Convert the material, starting with its first line and going on through the line that contains "224, 1507, 257]", into a JSON list of strings with one string per line and blank lines left out.

:: EXTRACTED ENTRIES

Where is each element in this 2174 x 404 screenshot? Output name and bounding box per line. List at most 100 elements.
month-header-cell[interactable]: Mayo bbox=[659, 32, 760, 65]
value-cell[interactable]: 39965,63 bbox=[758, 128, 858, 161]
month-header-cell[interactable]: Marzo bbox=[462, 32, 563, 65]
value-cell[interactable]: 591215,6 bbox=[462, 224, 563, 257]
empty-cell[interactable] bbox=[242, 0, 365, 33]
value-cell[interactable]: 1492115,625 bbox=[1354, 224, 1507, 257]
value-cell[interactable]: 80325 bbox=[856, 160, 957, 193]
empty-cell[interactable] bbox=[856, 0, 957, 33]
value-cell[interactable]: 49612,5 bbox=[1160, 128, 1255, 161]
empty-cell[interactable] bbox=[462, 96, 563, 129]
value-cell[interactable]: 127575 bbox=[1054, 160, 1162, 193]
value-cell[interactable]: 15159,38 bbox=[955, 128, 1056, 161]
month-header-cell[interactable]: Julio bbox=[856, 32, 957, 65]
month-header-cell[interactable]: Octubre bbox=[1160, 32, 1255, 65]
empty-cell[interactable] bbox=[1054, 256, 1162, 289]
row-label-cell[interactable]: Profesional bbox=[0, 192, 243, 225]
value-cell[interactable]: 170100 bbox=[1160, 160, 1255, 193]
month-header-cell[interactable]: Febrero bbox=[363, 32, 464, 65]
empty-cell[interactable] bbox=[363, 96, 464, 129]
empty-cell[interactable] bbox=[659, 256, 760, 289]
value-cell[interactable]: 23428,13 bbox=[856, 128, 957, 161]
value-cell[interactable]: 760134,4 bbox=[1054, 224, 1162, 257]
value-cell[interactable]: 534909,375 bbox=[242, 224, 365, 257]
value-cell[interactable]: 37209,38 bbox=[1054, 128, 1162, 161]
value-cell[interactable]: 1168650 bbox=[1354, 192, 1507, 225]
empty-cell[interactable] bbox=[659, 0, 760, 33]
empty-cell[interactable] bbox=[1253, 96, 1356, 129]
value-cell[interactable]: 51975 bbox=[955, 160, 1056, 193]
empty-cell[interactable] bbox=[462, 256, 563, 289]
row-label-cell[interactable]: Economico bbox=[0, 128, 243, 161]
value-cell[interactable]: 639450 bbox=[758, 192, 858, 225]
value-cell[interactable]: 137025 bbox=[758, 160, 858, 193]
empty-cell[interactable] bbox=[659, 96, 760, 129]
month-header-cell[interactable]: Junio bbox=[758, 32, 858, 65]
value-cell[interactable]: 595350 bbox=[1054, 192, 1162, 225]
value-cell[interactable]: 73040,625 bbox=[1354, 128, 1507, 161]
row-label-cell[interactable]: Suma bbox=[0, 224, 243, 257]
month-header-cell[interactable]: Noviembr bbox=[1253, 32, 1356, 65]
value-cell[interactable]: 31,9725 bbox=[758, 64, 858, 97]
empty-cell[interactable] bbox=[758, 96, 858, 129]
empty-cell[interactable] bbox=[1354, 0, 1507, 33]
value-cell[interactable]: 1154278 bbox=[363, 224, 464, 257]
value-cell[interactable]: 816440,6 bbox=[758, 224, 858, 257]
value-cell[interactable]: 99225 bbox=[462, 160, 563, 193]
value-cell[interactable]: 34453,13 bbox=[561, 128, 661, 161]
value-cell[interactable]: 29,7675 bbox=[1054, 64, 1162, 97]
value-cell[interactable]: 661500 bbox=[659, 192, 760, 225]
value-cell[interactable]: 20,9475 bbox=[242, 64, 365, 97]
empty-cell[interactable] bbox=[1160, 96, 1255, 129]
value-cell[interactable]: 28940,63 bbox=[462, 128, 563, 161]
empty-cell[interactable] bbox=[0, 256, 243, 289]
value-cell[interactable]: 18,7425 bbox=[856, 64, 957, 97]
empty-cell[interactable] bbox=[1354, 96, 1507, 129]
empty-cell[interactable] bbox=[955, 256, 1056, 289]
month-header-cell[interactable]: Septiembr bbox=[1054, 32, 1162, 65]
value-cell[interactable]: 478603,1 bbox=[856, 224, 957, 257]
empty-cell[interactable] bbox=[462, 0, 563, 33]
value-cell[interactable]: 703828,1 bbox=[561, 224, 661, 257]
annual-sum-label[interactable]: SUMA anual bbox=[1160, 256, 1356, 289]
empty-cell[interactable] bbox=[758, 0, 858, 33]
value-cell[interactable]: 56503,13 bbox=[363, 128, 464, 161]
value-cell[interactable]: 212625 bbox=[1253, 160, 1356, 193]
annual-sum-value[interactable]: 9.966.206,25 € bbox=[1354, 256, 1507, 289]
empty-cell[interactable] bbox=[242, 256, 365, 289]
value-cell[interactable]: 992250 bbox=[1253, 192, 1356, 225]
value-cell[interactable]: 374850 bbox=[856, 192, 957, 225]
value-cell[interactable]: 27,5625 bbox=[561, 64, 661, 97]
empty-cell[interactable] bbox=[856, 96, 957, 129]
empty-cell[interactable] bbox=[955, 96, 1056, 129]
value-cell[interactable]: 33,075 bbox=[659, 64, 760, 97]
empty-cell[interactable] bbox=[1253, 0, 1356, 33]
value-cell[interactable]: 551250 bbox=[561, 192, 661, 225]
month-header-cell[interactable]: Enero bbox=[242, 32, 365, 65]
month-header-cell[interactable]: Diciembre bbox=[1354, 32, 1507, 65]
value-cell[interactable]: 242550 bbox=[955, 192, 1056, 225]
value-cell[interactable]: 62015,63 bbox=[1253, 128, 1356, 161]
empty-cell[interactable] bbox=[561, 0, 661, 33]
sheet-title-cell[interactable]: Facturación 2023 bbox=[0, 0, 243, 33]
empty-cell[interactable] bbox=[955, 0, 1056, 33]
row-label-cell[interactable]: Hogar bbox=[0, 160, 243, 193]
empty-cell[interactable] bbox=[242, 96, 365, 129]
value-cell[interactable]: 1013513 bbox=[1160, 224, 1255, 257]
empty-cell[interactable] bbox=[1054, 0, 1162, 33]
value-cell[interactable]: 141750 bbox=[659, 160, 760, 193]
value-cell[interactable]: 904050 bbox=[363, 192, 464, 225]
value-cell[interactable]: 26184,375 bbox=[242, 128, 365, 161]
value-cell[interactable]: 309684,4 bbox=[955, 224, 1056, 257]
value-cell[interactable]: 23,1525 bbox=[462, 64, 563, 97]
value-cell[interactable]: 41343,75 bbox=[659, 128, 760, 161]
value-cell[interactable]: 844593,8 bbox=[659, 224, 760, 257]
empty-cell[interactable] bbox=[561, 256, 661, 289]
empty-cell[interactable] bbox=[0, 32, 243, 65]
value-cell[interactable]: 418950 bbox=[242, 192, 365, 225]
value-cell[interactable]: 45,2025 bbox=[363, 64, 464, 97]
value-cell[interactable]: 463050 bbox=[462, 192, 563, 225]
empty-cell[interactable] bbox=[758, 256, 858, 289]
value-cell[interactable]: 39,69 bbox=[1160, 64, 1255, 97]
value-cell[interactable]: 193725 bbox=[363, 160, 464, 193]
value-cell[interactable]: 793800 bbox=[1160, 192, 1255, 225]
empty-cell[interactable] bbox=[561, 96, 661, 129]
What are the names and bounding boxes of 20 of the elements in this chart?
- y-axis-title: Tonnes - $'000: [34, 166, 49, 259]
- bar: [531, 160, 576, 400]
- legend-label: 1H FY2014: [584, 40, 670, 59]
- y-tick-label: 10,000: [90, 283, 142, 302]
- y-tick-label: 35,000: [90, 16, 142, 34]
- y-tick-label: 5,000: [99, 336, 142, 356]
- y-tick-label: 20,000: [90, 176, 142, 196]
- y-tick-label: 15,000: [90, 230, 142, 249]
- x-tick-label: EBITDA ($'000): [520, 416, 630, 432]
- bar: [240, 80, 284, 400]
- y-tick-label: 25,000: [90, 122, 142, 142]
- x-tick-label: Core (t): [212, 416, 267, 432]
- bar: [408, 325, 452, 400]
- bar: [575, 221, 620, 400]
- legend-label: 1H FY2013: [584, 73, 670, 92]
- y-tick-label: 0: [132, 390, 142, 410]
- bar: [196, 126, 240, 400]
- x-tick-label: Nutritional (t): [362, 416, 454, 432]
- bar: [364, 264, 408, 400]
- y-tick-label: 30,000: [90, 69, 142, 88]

::::

FINISHED EXERCISE:
[
  "Where is each element in this 2174 x 404 screenshot? Output name and bounding box per line. List at most 100 elements.",
  "month-header-cell[interactable]: Mayo bbox=[659, 32, 760, 65]",
  "value-cell[interactable]: 39965,63 bbox=[758, 128, 858, 161]",
  "month-header-cell[interactable]: Marzo bbox=[462, 32, 563, 65]",
  "value-cell[interactable]: 591215,6 bbox=[462, 224, 563, 257]",
  "empty-cell[interactable] bbox=[242, 0, 365, 33]",
  "value-cell[interactable]: 1492115,625 bbox=[1354, 224, 1507, 257]"
]